DIRECTIONS> Wherever the string "beim" appears in the listing, copy that line.

[Entries taken from a collection]
━━━━━━

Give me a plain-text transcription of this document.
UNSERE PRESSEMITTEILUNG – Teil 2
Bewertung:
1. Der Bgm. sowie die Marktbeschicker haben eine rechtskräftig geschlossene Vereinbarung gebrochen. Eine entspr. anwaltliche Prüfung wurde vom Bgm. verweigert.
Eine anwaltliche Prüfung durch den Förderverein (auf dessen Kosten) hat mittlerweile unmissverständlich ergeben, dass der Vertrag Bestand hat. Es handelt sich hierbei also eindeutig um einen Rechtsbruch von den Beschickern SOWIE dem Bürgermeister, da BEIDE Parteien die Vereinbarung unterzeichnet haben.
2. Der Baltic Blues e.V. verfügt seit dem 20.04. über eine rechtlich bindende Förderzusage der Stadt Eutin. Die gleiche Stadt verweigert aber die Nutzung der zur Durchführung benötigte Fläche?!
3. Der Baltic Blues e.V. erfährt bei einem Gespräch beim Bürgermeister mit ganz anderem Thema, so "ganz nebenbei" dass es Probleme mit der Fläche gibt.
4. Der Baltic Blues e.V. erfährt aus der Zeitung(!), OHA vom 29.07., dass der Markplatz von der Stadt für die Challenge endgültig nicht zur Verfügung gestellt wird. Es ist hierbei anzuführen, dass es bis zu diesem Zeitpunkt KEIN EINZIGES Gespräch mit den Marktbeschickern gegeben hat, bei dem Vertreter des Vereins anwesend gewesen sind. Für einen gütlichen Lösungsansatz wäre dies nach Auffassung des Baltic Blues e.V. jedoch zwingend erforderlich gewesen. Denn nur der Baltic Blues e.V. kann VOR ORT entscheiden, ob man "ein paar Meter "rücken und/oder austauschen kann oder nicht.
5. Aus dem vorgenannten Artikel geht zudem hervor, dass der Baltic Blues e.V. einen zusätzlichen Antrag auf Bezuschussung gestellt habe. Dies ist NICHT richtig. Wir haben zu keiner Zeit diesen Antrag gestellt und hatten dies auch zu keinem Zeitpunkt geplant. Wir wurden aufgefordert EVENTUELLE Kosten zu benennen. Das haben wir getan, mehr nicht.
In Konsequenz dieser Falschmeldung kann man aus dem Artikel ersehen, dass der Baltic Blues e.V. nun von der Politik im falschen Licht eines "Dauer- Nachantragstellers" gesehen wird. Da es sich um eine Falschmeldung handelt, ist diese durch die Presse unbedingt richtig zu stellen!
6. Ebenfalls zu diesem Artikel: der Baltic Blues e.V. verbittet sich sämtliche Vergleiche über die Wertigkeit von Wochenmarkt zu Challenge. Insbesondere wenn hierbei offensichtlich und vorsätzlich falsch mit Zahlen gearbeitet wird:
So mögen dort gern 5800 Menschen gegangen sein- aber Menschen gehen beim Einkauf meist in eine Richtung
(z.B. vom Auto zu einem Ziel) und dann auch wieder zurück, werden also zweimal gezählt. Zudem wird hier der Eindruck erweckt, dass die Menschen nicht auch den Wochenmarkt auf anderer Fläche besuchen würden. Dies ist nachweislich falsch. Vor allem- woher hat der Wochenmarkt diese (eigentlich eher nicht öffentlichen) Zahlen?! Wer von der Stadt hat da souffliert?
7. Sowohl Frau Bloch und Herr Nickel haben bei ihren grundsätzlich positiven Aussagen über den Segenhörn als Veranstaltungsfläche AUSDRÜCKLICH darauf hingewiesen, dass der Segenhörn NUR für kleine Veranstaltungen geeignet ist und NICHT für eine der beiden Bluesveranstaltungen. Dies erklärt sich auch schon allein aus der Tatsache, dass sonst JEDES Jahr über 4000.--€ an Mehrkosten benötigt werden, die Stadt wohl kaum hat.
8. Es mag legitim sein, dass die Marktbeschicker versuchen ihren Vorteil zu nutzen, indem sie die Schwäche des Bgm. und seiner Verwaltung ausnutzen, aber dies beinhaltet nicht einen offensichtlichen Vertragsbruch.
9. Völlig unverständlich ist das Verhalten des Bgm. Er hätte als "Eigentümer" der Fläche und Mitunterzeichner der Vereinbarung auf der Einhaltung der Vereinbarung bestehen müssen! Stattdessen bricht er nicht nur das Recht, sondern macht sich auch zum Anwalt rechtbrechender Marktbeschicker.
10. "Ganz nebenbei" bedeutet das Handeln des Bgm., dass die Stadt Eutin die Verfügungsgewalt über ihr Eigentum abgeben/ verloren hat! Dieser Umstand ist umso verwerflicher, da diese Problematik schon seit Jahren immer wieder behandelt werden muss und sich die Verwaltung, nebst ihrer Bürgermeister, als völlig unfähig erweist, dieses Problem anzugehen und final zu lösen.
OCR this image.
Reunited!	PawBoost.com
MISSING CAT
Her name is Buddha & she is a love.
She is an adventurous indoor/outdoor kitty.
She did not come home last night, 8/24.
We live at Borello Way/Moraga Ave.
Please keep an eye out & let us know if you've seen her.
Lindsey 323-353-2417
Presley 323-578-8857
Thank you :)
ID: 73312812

━━━━━━

ANSWER FOR THIS EXERCISE>
3. Der Baltic Blues e.V. erfährt bei einem Gespräch beim Bürgermeister mit ganz anderem Thema, so "ganz nebenbei" dass es Probleme mit der Fläche gibt.
So mögen dort gern 5800 Menschen gegangen sein- aber Menschen gehen beim Einkauf meist in eine Richtung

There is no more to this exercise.